Exercise brief — Look through the records and report how many lines include the word "Daily", with no other words.
— START Supplied material —
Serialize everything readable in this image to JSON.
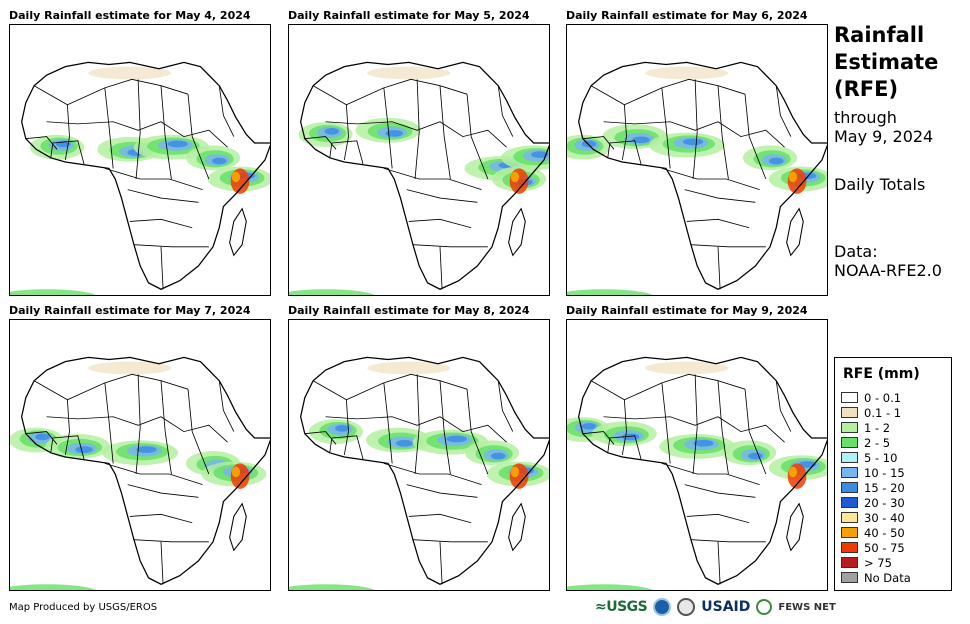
{
  "panels": [
    {
      "title": "Daily Rainfall estimate for May 4, 2024"
    },
    {
      "title": "Daily Rainfall estimate for May 5, 2024"
    },
    {
      "title": "Daily Rainfall estimate for May 6, 2024"
    },
    {
      "title": "Daily Rainfall estimate for May 7, 2024"
    },
    {
      "title": "Daily Rainfall estimate for May 8, 2024"
    },
    {
      "title": "Daily Rainfall estimate for May 9, 2024"
    }
  ],
  "sidebar": {
    "title_line1": "Rainfall",
    "title_line2": "Estimate",
    "title_line3": "(RFE)",
    "through_label": "through",
    "through_date": "May 9, 2024",
    "period": "Daily Totals",
    "data_label": "Data:",
    "data_source": "NOAA-RFE2.0"
  },
  "legend": {
    "title": "RFE (mm)",
    "items": [
      {
        "label": "0 - 0.1",
        "color": "#ffffff"
      },
      {
        "label": "0.1 - 1",
        "color": "#f0dfc0"
      },
      {
        "label": "1 - 2",
        "color": "#b4f0a0"
      },
      {
        "label": "2 - 5",
        "color": "#66e066"
      },
      {
        "label": "5 - 10",
        "color": "#b0f0f8"
      },
      {
        "label": "10 - 15",
        "color": "#78b4f0"
      },
      {
        "label": "15 - 20",
        "color": "#3c8ce6"
      },
      {
        "label": "20 - 30",
        "color": "#1e5ad2"
      },
      {
        "label": "30 - 40",
        "color": "#fae696"
      },
      {
        "label": "40 - 50",
        "color": "#f5a000"
      },
      {
        "label": "50 - 75",
        "color": "#f03c00"
      },
      {
        "label": "> 75",
        "color": "#b41e1e"
      },
      {
        "label": "No Data",
        "color": "#a0a0a0"
      }
    ]
  },
  "footer": {
    "credit": "Map Produced by USGS/EROS",
    "logo_usgs": "≈USGS",
    "logo_usaid": "USAID",
    "logo_fews": "FEWS NET"
  }
}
— END Supplied material —
Result of this task — 7